● GIVEN PROBLEM: Each line of the listing that contains the word "仓管员根据销售部下达的" is to be copied.

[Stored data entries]
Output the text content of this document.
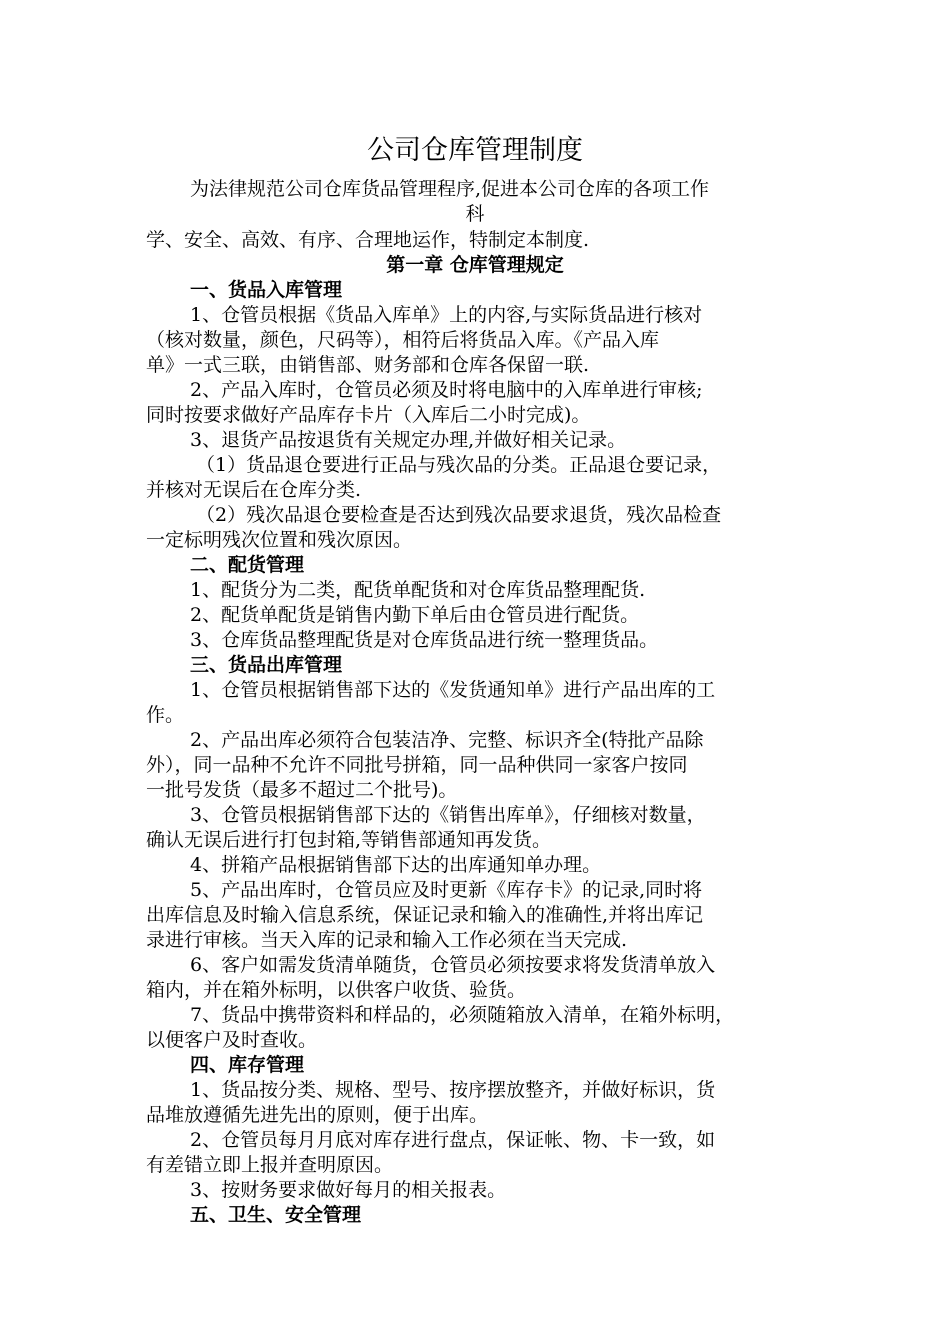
公司仓库管理制度
为法律规范公司仓库货品管理程序,促进本公司仓库的各项工作
科
学、安全、高效、有序、合理地运作，特制定本制度.
第一章 仓库管理规定
一、货品入库管理
1、仓管员根据《货品入库单》上的内容,与实际货品进行核对
（核对数量，颜色，尺码等），相符后将货品入库。《产品入库
单》一式三联，由销售部、财务部和仓库各保留一联.
2、产品入库时，仓管员必须及时将电脑中的入库单进行审核;
同时按要求做好产品库存卡片（入库后二小时完成)。
3、退货产品按退货有关规定办理,并做好相关记录。
（1）货品退仓要进行正品与残次品的分类。正品退仓要记录，
并核对无误后在仓库分类.
（2）残次品退仓要检查是否达到残次品要求退货，残次品检查
一定标明残次位置和残次原因。
二、配货管理
1、配货分为二类，配货单配货和对仓库货品整理配货.
2、配货单配货是销售内勤下单后由仓管员进行配货。
3、仓库货品整理配货是对仓库货品进行统一整理货品。
三、货品出库管理
1、仓管员根据销售部下达的《发货通知单》进行产品出库的工
作。
2、产品出库必须符合包装洁净、完整、标识齐全(特批产品除
外），同一品种不允许不同批号拼箱，同一品种供同一家客户按同
一批号发货（最多不超过二个批号)。
3、仓管员根据销售部下达的《销售出库单》，仔细核对数量，
确认无误后进行打包封箱,等销售部通知再发货。
4、拼箱产品根据销售部下达的出库通知单办理。
5、产品出库时，仓管员应及时更新《库存卡》的记录,同时将
出库信息及时输入信息系统，保证记录和输入的准确性,并将出库记
录进行审核。当天入库的记录和输入工作必须在当天完成.
6、客户如需发货清单随货，仓管员必须按要求将发货清单放入
箱内，并在箱外标明，以供客户收货、验货。
7、货品中携带资料和样品的，必须随箱放入清单，在箱外标明，
以便客户及时查收。
四、库存管理
1、货品按分类、规格、型号、按序摆放整齐，并做好标识，货
品堆放遵循先进先出的原则，便于出库。
2、仓管员每月月底对库存进行盘点，保证帐、物、卡一致，如
有差错立即上报并查明原因。
3、按财务要求做好每月的相关报表。
五、卫生、安全管理
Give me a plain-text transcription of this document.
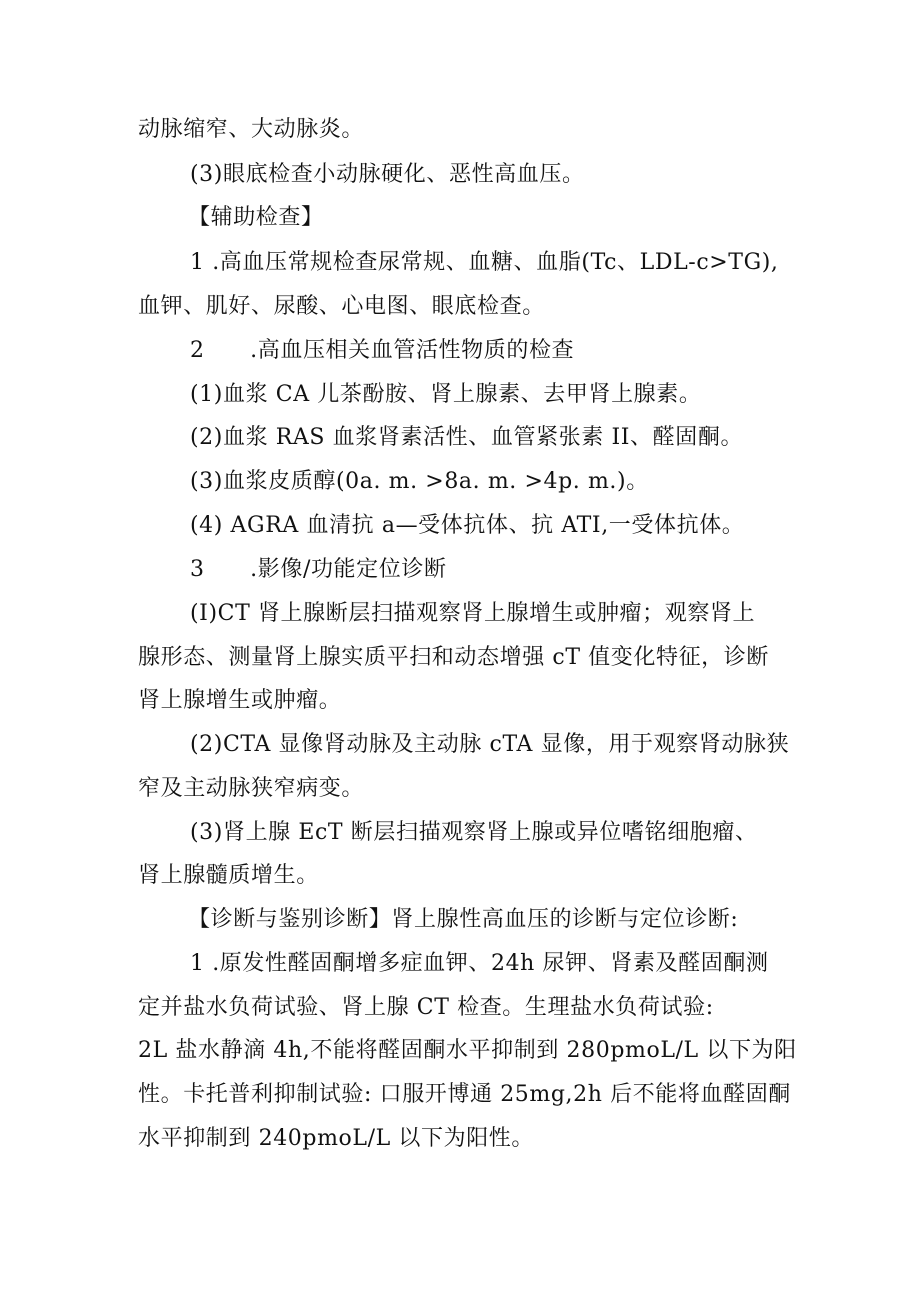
动脉缩窄、大动脉炎。
(3)眼底检查小动脉硬化、恶性高血压。
【辅助检查】
1 .高血压常规检查尿常规、血糖、血脂(Tc、LDL-c>TG),
血钾、肌好、尿酸、心电图、眼底检查。
2      .高血压相关血管活性物质的检查
(1)血浆 CA 儿茶酚胺、肾上腺素、去甲肾上腺素。
(2)血浆 RAS 血浆肾素活性、血管紧张素 II、醛固酮。
(3)血浆皮质醇(0a. m. >8a. m. >4p. m.)。
(4) AGRA 血清抗 a—受体抗体、抗 ATI,一受体抗体。
3      .影像/功能定位诊断
(I)CT 肾上腺断层扫描观察肾上腺增生或肿瘤；观察肾上
腺形态、测量肾上腺实质平扫和动态增强 cT 值变化特征，诊断
肾上腺增生或肿瘤。
(2)CTA 显像肾动脉及主动脉 cTA 显像，用于观察肾动脉狭
窄及主动脉狭窄病变。
(3)肾上腺 EcT 断层扫描观察肾上腺或异位嗜铭细胞瘤、
肾上腺髓质增生。
【诊断与鉴别诊断】肾上腺性高血压的诊断与定位诊断:
1 .原发性醛固酮增多症血钾、24h 尿钾、肾素及醛固酮测
定并盐水负荷试验、肾上腺 CT 检查。生理盐水负荷试验:
2L 盐水静滴 4h,不能将醛固酮水平抑制到 280pmoL/L 以下为阳
性。卡托普利抑制试验: 口服开博通 25mg,2h 后不能将血醛固酮
水平抑制到 240pmoL/L 以下为阳性。
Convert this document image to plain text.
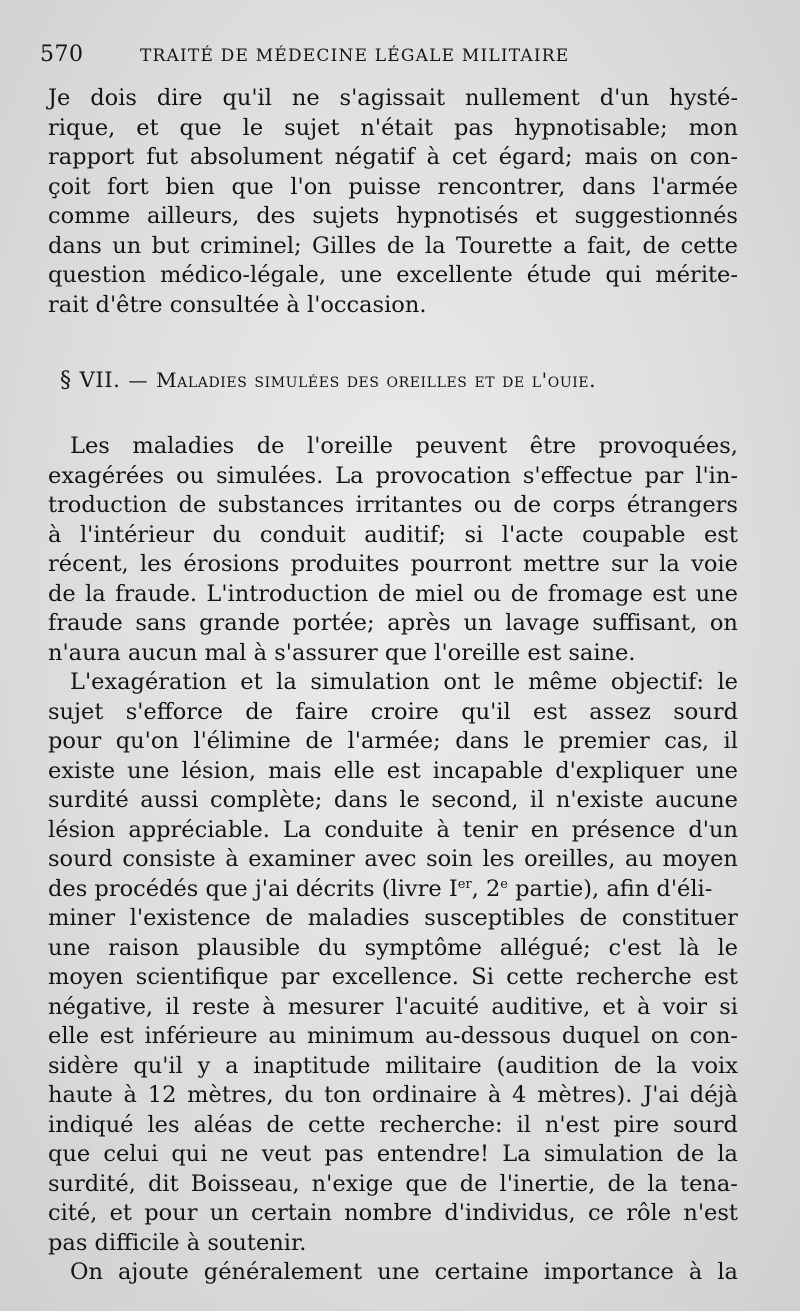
570	TRAITÉ DE MÉDECINE LÉGALE MILITAIRE
Je dois dire qu'il ne s'agissait nullement d'un hysté-
rique, et que le sujet n'était pas hypnotisable; mon
rapport fut absolument négatif à cet égard; mais on con-
çoit fort bien que l'on puisse rencontrer, dans l'armée
comme ailleurs, des sujets hypnotisés et suggestionnés
dans un but criminel; Gilles de la Tourette a fait, de cette
question médico-légale, une excellente étude qui mérite-
rait d'être consultée à l'occasion.
§ VII. — Maladies simulées des oreilles et de l'ouie.
Les maladies de l'oreille peuvent être provoquées,
exagérées ou simulées. La provocation s'effectue par l'in-
troduction de substances irritantes ou de corps étrangers
à l'intérieur du conduit auditif; si l'acte coupable est
récent, les érosions produites pourront mettre sur la voie
de la fraude. L'introduction de miel ou de fromage est une
fraude sans grande portée; après un lavage suffisant, on
n'aura aucun mal à s'assurer que l'oreille est saine.
L'exagération et la simulation ont le même objectif: le
sujet s'efforce de faire croire qu'il est assez sourd
pour qu'on l'élimine de l'armée; dans le premier cas, il
existe une lésion, mais elle est incapable d'expliquer une
surdité aussi complète; dans le second, il n'existe aucune
lésion appréciable. La conduite à tenir en présence d'un
sourd consiste à examiner avec soin les oreilles, au moyen
des procédés que j'ai décrits (livre Ier, 2e partie), afin d'éli-
miner l'existence de maladies susceptibles de constituer
une raison plausible du symptôme allégué; c'est là le
moyen scientifique par excellence. Si cette recherche est
négative, il reste à mesurer l'acuité auditive, et à voir si
elle est inférieure au minimum au-dessous duquel on con-
sidère qu'il y a inaptitude militaire (audition de la voix
haute à 12 mètres, du ton ordinaire à 4 mètres). J'ai déjà
indiqué les aléas de cette recherche: il n'est pire sourd
que celui qui ne veut pas entendre! La simulation de la
surdité, dit Boisseau, n'exige que de l'inertie, de la tena-
cité, et pour un certain nombre d'individus, ce rôle n'est
pas difficile à soutenir.
On ajoute généralement une certaine importance à la
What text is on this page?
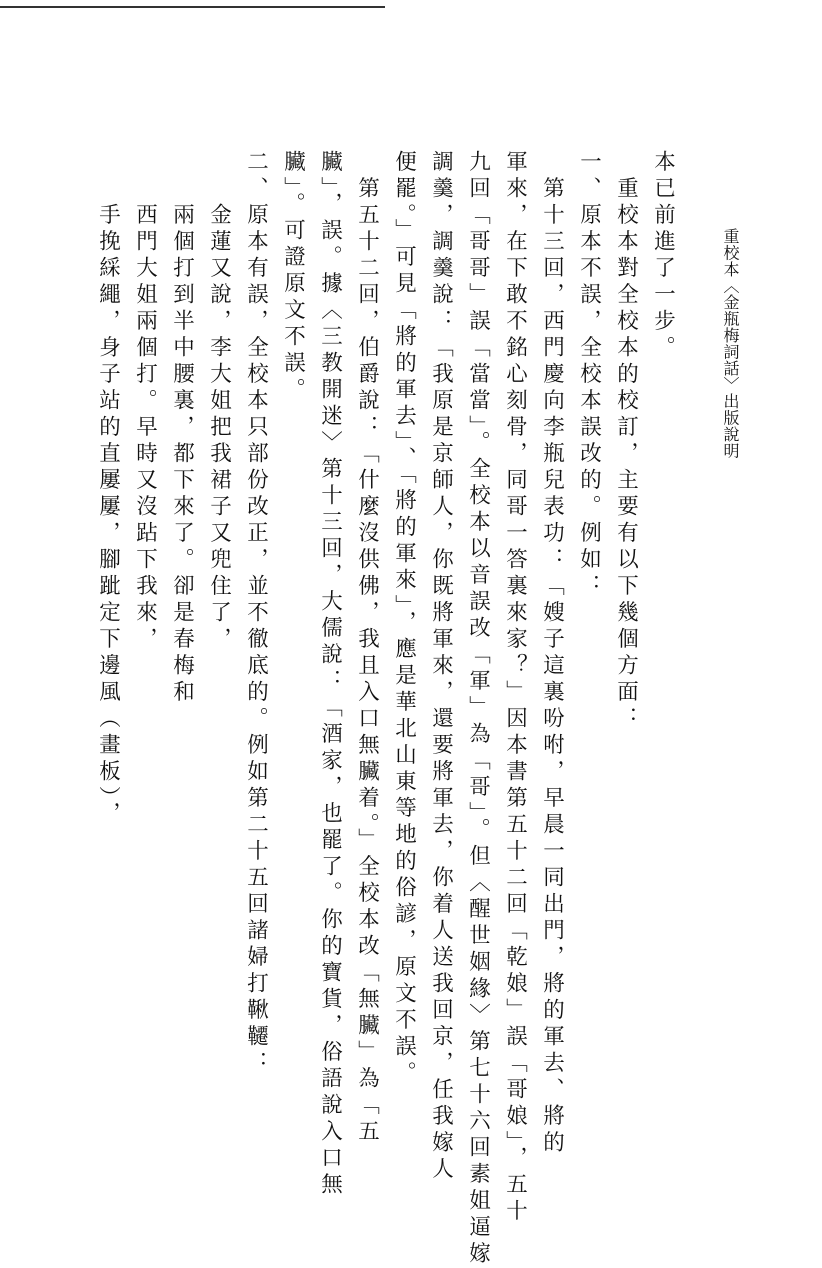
重校本〈金瓶梅詞話〉出版說明
本已前進了一步。
　重校本對全校本的校訂，主要有以下幾個方面：
一、原本不誤，全校本誤改的。例如：
　第十三回，西門慶向李瓶兒表功：「嫂子這裏吩咐，早晨一同出門，將的軍去、將的
軍來，在下敢不銘心刻骨，同哥一答裏來家？」因本書第五十二回「乾娘」誤「哥娘」，五十
九回「哥哥」誤「當當」。全校本以音誤改「軍」為「哥」。但〈醒世姻緣〉第七十六回素姐逼嫁
調羹，調羹說：「我原是京師人，你既將軍來，還要將軍去，你着人送我回京，任我嫁人
便罷。」可見「將的軍去」、「將的軍來」，應是華北山東等地的俗諺，原文不誤。
　第五十二回，伯爵說：「什麼沒供佛，我且入口無臟着。」全校本改「無臟」為「五
臟」，誤。據〈三教開迷〉第十三回，大儒說：「酒家，也罷了。你的寶貨，俗語說入口無
臟」。可證原文不誤。
二、原本有誤，全校本只部份改正，並不徹底的。例如第二十五回諸婦打鞦韆：
　　金蓮又說，李大姐把我裙子又兜住了，
　　兩個打到半中腰裏，都下來了。卻是春梅和
　　西門大姐兩個打。早時又沒跕下我來，
　　手挽綵繩，身子站的直屢屢，腳跐定下邊風（畫板），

● EXERCISE OUTPUT:
1、仓管员根据销售部下达的《发货通知单》进行产品出库的工
3、仓管员根据销售部下达的《销售出库单》，仔细核对数量，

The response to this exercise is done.